Source records:
-.-.-
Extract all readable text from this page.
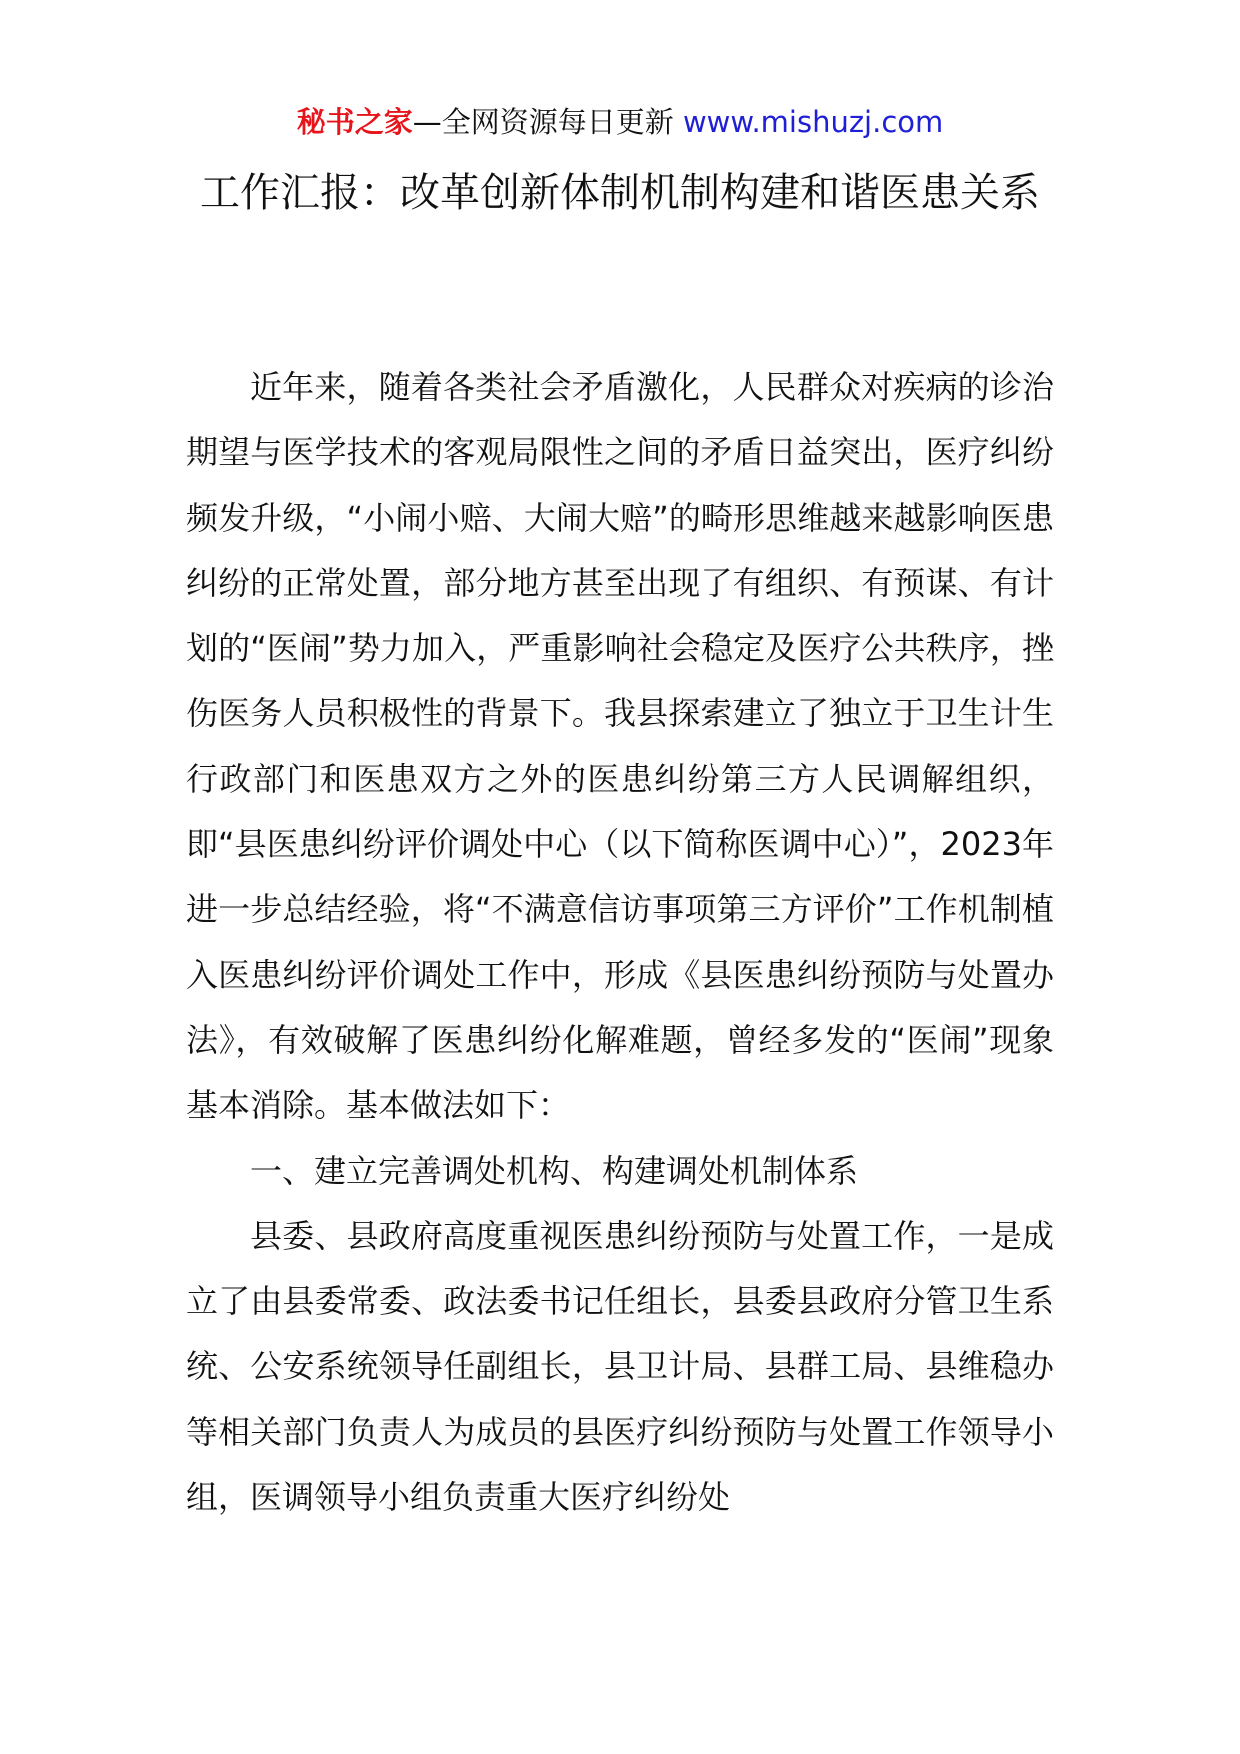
秘书之家—全网资源每日更新 www.mishuzj.com
工作汇报：改革创新体制机制构建和谐医患关系

近年来，随着各类社会矛盾激化，人民群众对疾病的诊治期望与医学技术的客观局限性之间的矛盾日益突出，医疗纠纷频发升级，“小闹小赔、大闹大赔”的畸形思维越来越影响医患纠纷的正常处置，部分地方甚至出现了有组织、有预谋、有计划的“医闹”势力加入，严重影响社会稳定及医疗公共秩序，挫伤医务人员积极性的背景下。我县探索建立了独立于卫生计生行政部门和医患双方之外的医患纠纷第三方人民调解组织，即“县医患纠纷评价调处中心（以下简称医调中心）”，2023年进一步总结经验，将“不满意信访事项第三方评价”工作机制植入医患纠纷评价调处工作中，形成《县医患纠纷预防与处置办法》，有效破解了医患纠纷化解难题，曾经多发的“医闹”现象基本消除。基本做法如下：

一、建立完善调处机构、构建调处机制体系

县委、县政府高度重视医患纠纷预防与处置工作，一是成立了由县委常委、政法委书记任组长，县委县政府分管卫生系统、公安系统领导任副组长，县卫计局、县群工局、县维稳办等相关部门负责人为成员的县医疗纠纷预防与处置工作领导小组，医调领导小组负责重大医疗纠纷处
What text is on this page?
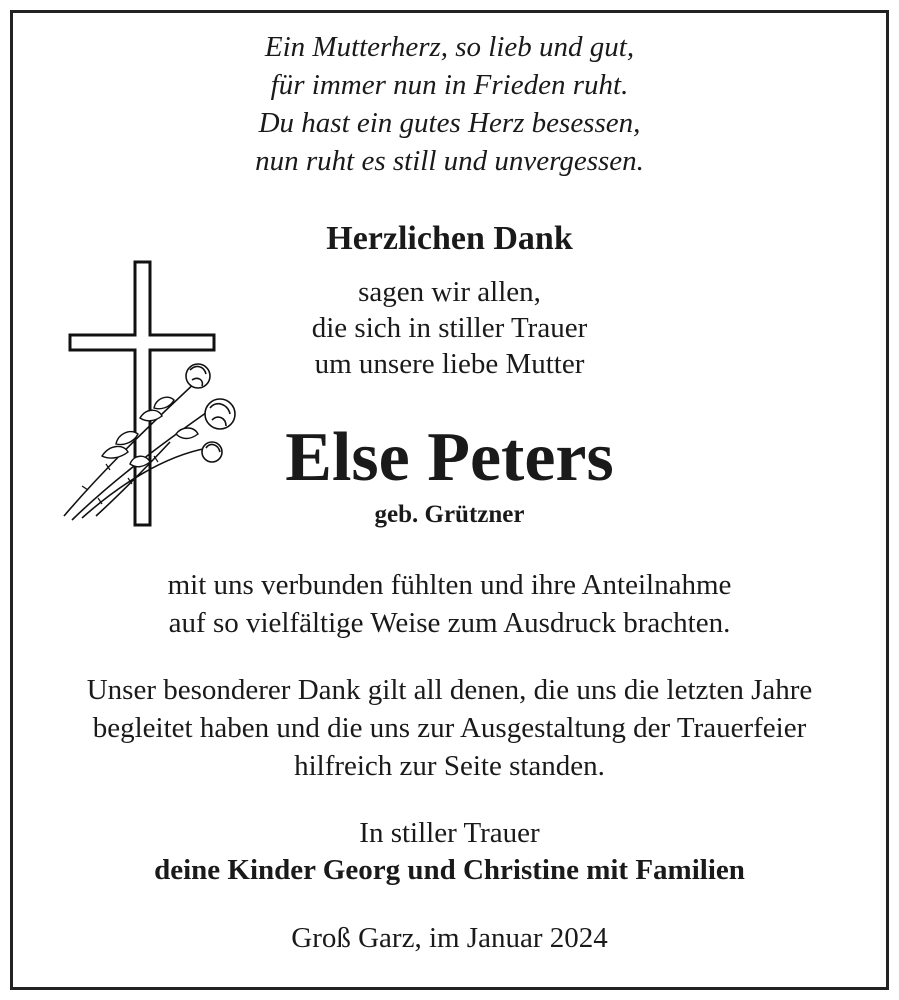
Ein Mutterherz, so lieb und gut,

für immer nun in Frieden ruht.

Du hast ein gutes Herz besessen,

nun ruht es still und unvergessen.

Herzlichen Dank

sagen wir allen,

die sich in stiller Trauer

um unsere liebe Mutter

Else Peters

geb. Grützner

mit uns verbunden fühlten und ihre Anteilnahme

auf so vielfältige Weise zum Ausdruck brachten.

Unser besonderer Dank gilt all denen, die uns die letzten Jahre

begleitet haben und die uns zur Ausgestaltung der Trauerfeier

hilfreich zur Seite standen.

In stiller Trauer

deine Kinder Georg und Christine mit Familien

Groß Garz, im Januar 2024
-.-.-
* **Given exercise**: Quote the records above in full, dropping each picture.

* **Result**:
Extract all readable text from this page.
秘书之家—全网资源每日更新 www.mishuzj.com
工作汇报：改革创新体制机制构建和谐医患关系

近年来，随着各类社会矛盾激化，人民群众对疾病的诊治期望与医学技术的客观局限性之间的矛盾日益突出，医疗纠纷频发升级，“小闹小赔、大闹大赔”的畸形思维越来越影响医患纠纷的正常处置，部分地方甚至出现了有组织、有预谋、有计划的“医闹”势力加入，严重影响社会稳定及医疗公共秩序，挫伤医务人员积极性的背景下。我县探索建立了独立于卫生计生行政部门和医患双方之外的医患纠纷第三方人民调解组织，即“县医患纠纷评价调处中心（以下简称医调中心）”，2023年进一步总结经验，将“不满意信访事项第三方评价”工作机制植入医患纠纷评价调处工作中，形成《县医患纠纷预防与处置办法》，有效破解了医患纠纷化解难题，曾经多发的“医闹”现象基本消除。基本做法如下：

一、建立完善调处机构、构建调处机制体系

县委、县政府高度重视医患纠纷预防与处置工作，一是成立了由县委常委、政法委书记任组长，县委县政府分管卫生系统、公安系统领导任副组长，县卫计局、县群工局、县维稳办等相关部门负责人为成员的县医疗纠纷预防与处置工作领导小组，医调领导小组负责重大医疗纠纷处
What text is on this page?
Ein Mutterherz, so lieb und gut,

für immer nun in Frieden ruht.

Du hast ein gutes Herz besessen,

nun ruht es still und unvergessen.

Herzlichen Dank

sagen wir allen,

die sich in stiller Trauer

um unsere liebe Mutter

Else Peters

geb. Grützner

mit uns verbunden fühlten und ihre Anteilnahme

auf so vielfältige Weise zum Ausdruck brachten.

Unser besonderer Dank gilt all denen, die uns die letzten Jahre

begleitet haben und die uns zur Ausgestaltung der Trauerfeier

hilfreich zur Seite standen.

In stiller Trauer

deine Kinder Georg und Christine mit Familien

Groß Garz, im Januar 2024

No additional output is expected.